→ Raw records

——————

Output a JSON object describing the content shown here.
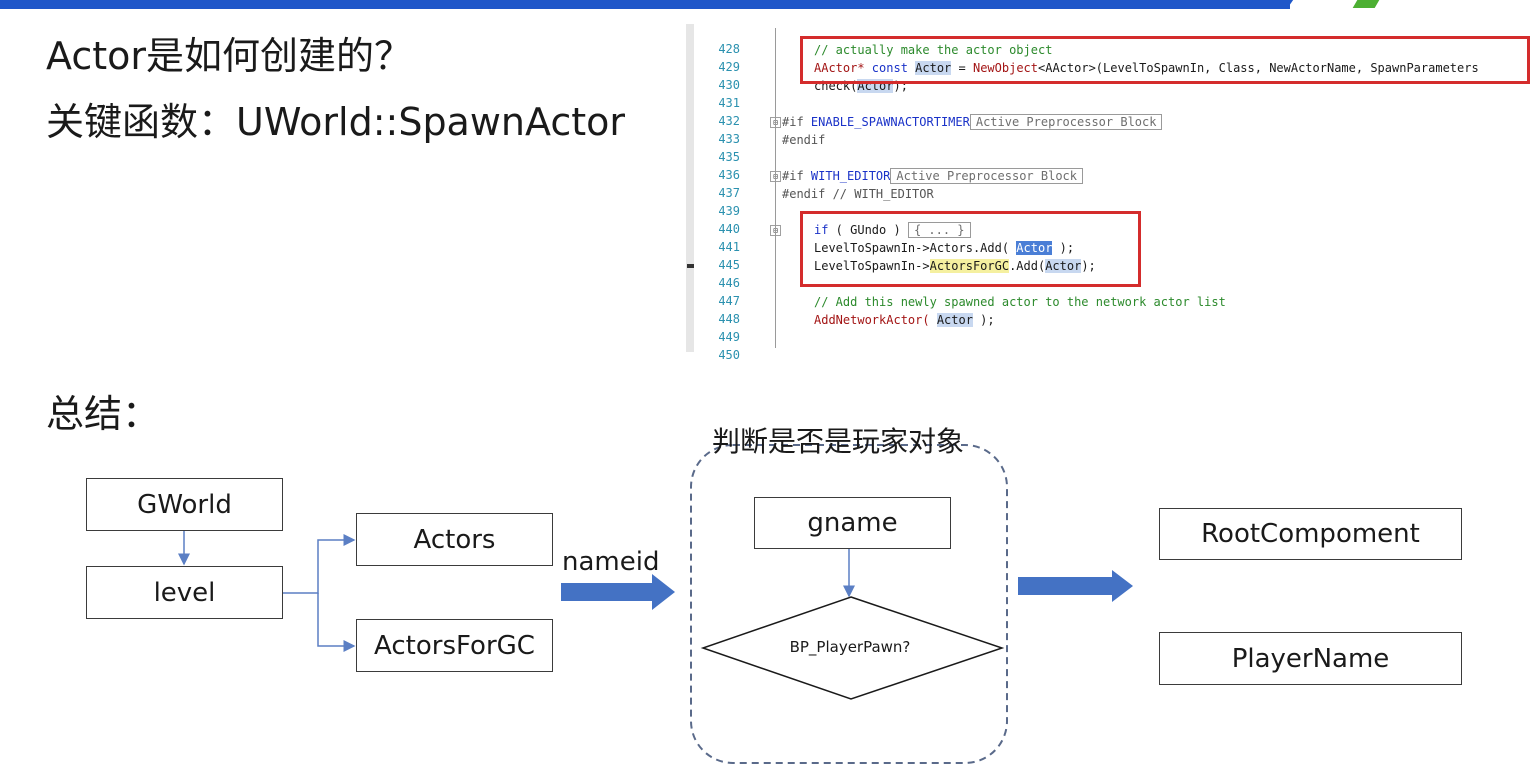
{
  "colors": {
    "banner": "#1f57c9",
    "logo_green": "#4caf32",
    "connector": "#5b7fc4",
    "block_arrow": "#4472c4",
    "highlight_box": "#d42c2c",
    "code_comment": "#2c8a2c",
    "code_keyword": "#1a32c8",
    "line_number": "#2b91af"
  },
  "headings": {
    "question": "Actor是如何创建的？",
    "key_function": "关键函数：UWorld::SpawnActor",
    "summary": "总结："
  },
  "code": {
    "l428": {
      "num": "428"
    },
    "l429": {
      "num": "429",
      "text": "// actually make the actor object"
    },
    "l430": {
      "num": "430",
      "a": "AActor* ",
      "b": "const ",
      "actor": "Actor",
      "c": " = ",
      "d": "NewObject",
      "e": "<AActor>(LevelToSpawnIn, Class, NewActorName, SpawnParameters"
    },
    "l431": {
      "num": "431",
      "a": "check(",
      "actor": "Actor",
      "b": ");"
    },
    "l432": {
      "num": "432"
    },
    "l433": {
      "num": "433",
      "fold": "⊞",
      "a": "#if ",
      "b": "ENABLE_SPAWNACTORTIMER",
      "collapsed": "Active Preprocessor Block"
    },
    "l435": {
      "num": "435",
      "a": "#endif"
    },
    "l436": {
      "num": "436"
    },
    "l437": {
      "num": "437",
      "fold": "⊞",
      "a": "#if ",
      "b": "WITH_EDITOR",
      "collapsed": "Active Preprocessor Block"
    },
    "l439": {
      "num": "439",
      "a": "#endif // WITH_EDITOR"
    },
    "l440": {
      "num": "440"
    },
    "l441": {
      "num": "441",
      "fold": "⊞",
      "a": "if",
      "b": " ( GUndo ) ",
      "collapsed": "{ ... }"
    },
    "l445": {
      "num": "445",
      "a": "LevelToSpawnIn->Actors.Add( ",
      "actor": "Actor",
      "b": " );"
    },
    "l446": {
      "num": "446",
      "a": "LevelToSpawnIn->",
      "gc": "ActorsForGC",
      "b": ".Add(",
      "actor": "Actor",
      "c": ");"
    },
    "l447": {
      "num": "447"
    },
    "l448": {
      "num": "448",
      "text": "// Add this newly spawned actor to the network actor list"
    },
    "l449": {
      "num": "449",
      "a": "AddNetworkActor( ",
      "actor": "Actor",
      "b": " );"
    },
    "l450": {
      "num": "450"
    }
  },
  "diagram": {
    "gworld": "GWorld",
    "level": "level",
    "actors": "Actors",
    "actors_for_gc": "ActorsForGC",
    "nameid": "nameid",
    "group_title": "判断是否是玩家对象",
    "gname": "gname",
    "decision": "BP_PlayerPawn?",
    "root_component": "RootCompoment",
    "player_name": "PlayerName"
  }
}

——————

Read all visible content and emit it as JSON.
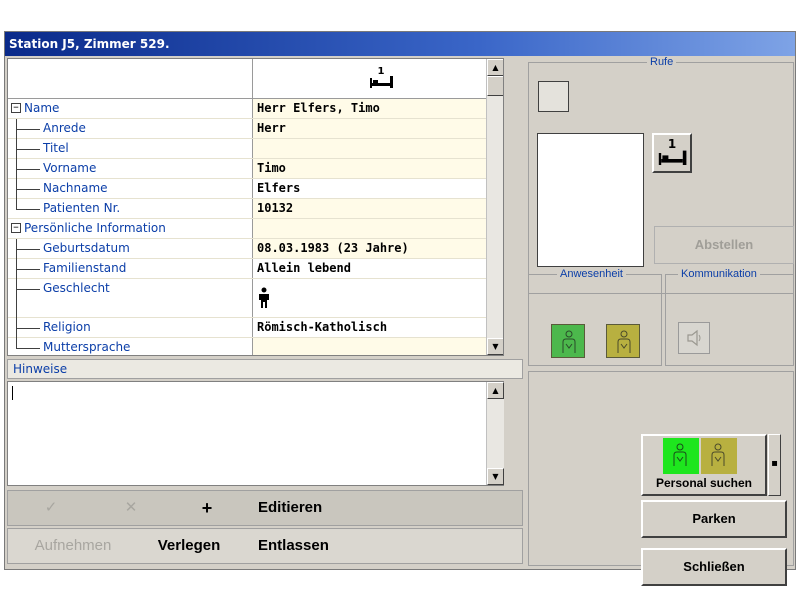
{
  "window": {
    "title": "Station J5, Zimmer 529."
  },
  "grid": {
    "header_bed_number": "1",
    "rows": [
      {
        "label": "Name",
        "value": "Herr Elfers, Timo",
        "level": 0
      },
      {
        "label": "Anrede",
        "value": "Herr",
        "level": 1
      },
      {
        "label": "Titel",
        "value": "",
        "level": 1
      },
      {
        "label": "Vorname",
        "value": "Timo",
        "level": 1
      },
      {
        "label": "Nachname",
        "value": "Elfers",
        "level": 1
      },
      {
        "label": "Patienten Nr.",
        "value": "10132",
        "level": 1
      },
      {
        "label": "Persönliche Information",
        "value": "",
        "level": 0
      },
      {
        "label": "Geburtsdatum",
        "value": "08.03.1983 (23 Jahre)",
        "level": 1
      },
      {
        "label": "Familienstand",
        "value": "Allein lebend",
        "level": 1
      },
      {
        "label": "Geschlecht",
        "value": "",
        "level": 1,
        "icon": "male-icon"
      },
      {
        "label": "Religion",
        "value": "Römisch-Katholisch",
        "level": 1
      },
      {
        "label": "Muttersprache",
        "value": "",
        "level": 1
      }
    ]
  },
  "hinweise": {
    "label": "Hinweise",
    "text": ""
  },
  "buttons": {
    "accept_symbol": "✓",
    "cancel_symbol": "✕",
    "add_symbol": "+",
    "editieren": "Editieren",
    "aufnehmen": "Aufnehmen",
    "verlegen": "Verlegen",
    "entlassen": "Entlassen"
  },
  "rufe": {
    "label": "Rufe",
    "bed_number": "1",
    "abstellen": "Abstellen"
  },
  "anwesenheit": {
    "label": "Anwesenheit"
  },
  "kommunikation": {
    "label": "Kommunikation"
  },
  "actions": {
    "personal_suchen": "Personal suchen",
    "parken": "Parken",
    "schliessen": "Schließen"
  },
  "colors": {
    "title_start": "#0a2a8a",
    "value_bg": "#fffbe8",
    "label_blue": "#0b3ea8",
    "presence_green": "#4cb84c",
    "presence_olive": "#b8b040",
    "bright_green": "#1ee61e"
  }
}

——————

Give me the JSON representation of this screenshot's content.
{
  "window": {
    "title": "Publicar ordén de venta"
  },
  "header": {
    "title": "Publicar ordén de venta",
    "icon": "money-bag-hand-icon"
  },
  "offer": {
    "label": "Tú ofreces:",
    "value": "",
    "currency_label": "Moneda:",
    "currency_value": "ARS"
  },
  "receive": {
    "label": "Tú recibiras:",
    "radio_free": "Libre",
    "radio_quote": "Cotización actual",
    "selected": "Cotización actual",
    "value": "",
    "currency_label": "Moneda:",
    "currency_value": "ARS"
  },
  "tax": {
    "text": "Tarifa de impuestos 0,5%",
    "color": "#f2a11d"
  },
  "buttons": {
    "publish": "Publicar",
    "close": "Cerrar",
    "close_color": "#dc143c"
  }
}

——————

Copy each line of the data above that holds "ordén".

    "title": "Publicar ordén de venta"
    "title": "Publicar ordén de venta",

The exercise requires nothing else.